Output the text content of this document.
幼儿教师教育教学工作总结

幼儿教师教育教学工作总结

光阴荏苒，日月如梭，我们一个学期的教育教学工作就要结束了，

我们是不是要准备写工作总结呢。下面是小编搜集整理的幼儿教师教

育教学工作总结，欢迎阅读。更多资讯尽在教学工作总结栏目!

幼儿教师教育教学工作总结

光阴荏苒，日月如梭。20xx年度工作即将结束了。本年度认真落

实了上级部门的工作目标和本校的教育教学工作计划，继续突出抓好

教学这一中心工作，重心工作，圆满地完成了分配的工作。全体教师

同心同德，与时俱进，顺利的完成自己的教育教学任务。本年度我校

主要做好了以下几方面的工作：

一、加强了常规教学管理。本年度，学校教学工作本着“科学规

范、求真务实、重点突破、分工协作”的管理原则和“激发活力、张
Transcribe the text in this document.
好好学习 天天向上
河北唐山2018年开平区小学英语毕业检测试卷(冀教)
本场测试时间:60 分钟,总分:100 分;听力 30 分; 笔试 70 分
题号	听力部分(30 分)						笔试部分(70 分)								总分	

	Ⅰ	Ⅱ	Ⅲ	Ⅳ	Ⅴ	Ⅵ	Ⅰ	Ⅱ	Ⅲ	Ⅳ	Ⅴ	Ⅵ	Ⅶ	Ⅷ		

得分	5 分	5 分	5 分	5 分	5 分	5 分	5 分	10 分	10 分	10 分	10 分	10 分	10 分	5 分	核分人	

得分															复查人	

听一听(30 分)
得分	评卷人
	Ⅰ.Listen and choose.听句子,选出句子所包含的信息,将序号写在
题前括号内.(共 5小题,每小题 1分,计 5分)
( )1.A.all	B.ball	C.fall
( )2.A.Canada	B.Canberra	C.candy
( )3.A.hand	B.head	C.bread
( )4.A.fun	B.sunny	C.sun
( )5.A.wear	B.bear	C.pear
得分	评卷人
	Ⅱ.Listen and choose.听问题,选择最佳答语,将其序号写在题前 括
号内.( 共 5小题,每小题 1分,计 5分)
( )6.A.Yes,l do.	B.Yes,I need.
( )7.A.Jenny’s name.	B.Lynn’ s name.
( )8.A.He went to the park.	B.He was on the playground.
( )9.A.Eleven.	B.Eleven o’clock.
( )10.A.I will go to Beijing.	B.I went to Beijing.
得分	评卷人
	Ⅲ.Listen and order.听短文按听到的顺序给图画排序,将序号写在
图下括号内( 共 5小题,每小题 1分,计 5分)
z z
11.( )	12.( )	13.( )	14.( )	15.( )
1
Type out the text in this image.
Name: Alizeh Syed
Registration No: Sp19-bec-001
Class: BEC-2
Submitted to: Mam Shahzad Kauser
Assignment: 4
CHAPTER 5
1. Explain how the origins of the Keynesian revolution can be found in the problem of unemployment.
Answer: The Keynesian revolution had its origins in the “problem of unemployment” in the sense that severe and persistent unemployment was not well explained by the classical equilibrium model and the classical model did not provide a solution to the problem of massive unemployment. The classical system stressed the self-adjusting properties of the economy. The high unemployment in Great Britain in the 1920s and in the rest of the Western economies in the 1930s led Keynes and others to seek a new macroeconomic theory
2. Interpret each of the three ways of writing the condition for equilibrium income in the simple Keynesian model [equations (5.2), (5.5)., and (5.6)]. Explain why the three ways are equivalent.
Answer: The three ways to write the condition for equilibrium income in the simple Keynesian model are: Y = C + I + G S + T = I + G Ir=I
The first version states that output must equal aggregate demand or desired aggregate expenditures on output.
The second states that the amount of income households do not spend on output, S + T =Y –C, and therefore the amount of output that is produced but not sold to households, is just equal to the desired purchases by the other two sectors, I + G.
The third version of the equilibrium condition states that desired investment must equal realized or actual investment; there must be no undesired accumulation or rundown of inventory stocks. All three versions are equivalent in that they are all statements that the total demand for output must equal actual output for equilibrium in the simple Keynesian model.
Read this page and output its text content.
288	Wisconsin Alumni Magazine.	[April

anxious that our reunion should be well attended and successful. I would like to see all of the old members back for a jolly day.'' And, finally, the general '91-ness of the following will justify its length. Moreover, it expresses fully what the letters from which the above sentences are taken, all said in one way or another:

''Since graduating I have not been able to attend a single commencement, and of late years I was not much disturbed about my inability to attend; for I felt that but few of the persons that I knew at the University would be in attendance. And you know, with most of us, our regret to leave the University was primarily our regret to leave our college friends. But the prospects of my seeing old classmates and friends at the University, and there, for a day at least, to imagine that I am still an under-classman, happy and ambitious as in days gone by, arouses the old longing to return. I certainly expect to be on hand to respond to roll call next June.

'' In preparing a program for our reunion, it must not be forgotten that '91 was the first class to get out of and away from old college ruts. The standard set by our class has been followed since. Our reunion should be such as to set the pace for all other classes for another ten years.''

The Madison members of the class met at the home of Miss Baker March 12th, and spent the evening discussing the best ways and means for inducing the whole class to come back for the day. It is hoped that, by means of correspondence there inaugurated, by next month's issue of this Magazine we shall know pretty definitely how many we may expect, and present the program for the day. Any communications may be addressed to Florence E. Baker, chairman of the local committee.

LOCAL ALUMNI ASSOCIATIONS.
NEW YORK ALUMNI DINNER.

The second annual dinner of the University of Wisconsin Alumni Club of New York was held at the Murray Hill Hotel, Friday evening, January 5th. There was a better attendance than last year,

# Task requirements:
Could you transcribe the records in full, exactly?

# Exercise output:
Output the text content of this document.
幼儿教师教育教学工作总结

幼儿教师教育教学工作总结

光阴荏苒，日月如梭，我们一个学期的教育教学工作就要结束了，

我们是不是要准备写工作总结呢。下面是小编搜集整理的幼儿教师教

育教学工作总结，欢迎阅读。更多资讯尽在教学工作总结栏目!

幼儿教师教育教学工作总结

光阴荏苒，日月如梭。20xx年度工作即将结束了。本年度认真落

实了上级部门的工作目标和本校的教育教学工作计划，继续突出抓好

教学这一中心工作，重心工作，圆满地完成了分配的工作。全体教师

同心同德，与时俱进，顺利的完成自己的教育教学任务。本年度我校

主要做好了以下几方面的工作：

一、加强了常规教学管理。本年度，学校教学工作本着“科学规

范、求真务实、重点突破、分工协作”的管理原则和“激发活力、张
Transcribe the text in this document.
好好学习 天天向上
河北唐山2018年开平区小学英语毕业检测试卷(冀教)
本场测试时间:60 分钟,总分:100 分;听力 30 分; 笔试 70 分
题号	听力部分(30 分)						笔试部分(70 分)								总分	

	Ⅰ	Ⅱ	Ⅲ	Ⅳ	Ⅴ	Ⅵ	Ⅰ	Ⅱ	Ⅲ	Ⅳ	Ⅴ	Ⅵ	Ⅶ	Ⅷ		

得分	5 分	5 分	5 分	5 分	5 分	5 分	5 分	10 分	10 分	10 分	10 分	10 分	10 分	5 分	核分人	

得分															复查人	

听一听(30 分)
得分	评卷人
	Ⅰ.Listen and choose.听句子,选出句子所包含的信息,将序号写在
题前括号内.(共 5小题,每小题 1分,计 5分)
( )1.A.all	B.ball	C.fall
( )2.A.Canada	B.Canberra	C.candy
( )3.A.hand	B.head	C.bread
( )4.A.fun	B.sunny	C.sun
( )5.A.wear	B.bear	C.pear
得分	评卷人
	Ⅱ.Listen and choose.听问题,选择最佳答语,将其序号写在题前 括
号内.( 共 5小题,每小题 1分,计 5分)
( )6.A.Yes,l do.	B.Yes,I need.
( )7.A.Jenny’s name.	B.Lynn’ s name.
( )8.A.He went to the park.	B.He was on the playground.
( )9.A.Eleven.	B.Eleven o’clock.
( )10.A.I will go to Beijing.	B.I went to Beijing.
得分	评卷人
	Ⅲ.Listen and order.听短文按听到的顺序给图画排序,将序号写在
图下括号内( 共 5小题,每小题 1分,计 5分)
z z
11.( )	12.( )	13.( )	14.( )	15.( )
1
Type out the text in this image.
Name: Alizeh Syed
Registration No: Sp19-bec-001
Class: BEC-2
Submitted to: Mam Shahzad Kauser
Assignment: 4
CHAPTER 5
1. Explain how the origins of the Keynesian revolution can be found in the problem of unemployment.
Answer: The Keynesian revolution had its origins in the “problem of unemployment” in the sense that severe and persistent unemployment was not well explained by the classical equilibrium model and the classical model did not provide a solution to the problem of massive unemployment. The classical system stressed the self-adjusting properties of the economy. The high unemployment in Great Britain in the 1920s and in the rest of the Western economies in the 1930s led Keynes and others to seek a new macroeconomic theory
2. Interpret each of the three ways of writing the condition for equilibrium income in the simple Keynesian model [equations (5.2), (5.5)., and (5.6)]. Explain why the three ways are equivalent.
Answer: The three ways to write the condition for equilibrium income in the simple Keynesian model are: Y = C + I + G S + T = I + G Ir=I
The first version states that output must equal aggregate demand or desired aggregate expenditures on output.
The second states that the amount of income households do not spend on output, S + T =Y –C, and therefore the amount of output that is produced but not sold to households, is just equal to the desired purchases by the other two sectors, I + G.
The third version of the equilibrium condition states that desired investment must equal realized or actual investment; there must be no undesired accumulation or rundown of inventory stocks. All three versions are equivalent in that they are all statements that the total demand for output must equal actual output for equilibrium in the simple Keynesian model.
Read this page and output its text content.
288	Wisconsin Alumni Magazine.	[April

anxious that our reunion should be well attended and successful. I would like to see all of the old members back for a jolly day.'' And, finally, the general '91-ness of the following will justify its length. Moreover, it expresses fully what the letters from which the above sentences are taken, all said in one way or another:

''Since graduating I have not been able to attend a single commencement, and of late years I was not much disturbed about my inability to attend; for I felt that but few of the persons that I knew at the University would be in attendance. And you know, with most of us, our regret to leave the University was primarily our regret to leave our college friends. But the prospects of my seeing old classmates and friends at the University, and there, for a day at least, to imagine that I am still an under-classman, happy and ambitious as in days gone by, arouses the old longing to return. I certainly expect to be on hand to respond to roll call next June.

'' In preparing a program for our reunion, it must not be forgotten that '91 was the first class to get out of and away from old college ruts. The standard set by our class has been followed since. Our reunion should be such as to set the pace for all other classes for another ten years.''

The Madison members of the class met at the home of Miss Baker March 12th, and spent the evening discussing the best ways and means for inducing the whole class to come back for the day. It is hoped that, by means of correspondence there inaugurated, by next month's issue of this Magazine we shall know pretty definitely how many we may expect, and present the program for the day. Any communications may be addressed to Florence E. Baker, chairman of the local committee.

LOCAL ALUMNI ASSOCIATIONS.
NEW YORK ALUMNI DINNER.

The second annual dinner of the University of Wisconsin Alumni Club of New York was held at the Murray Hill Hotel, Friday evening, January 5th. There was a better attendance than last year,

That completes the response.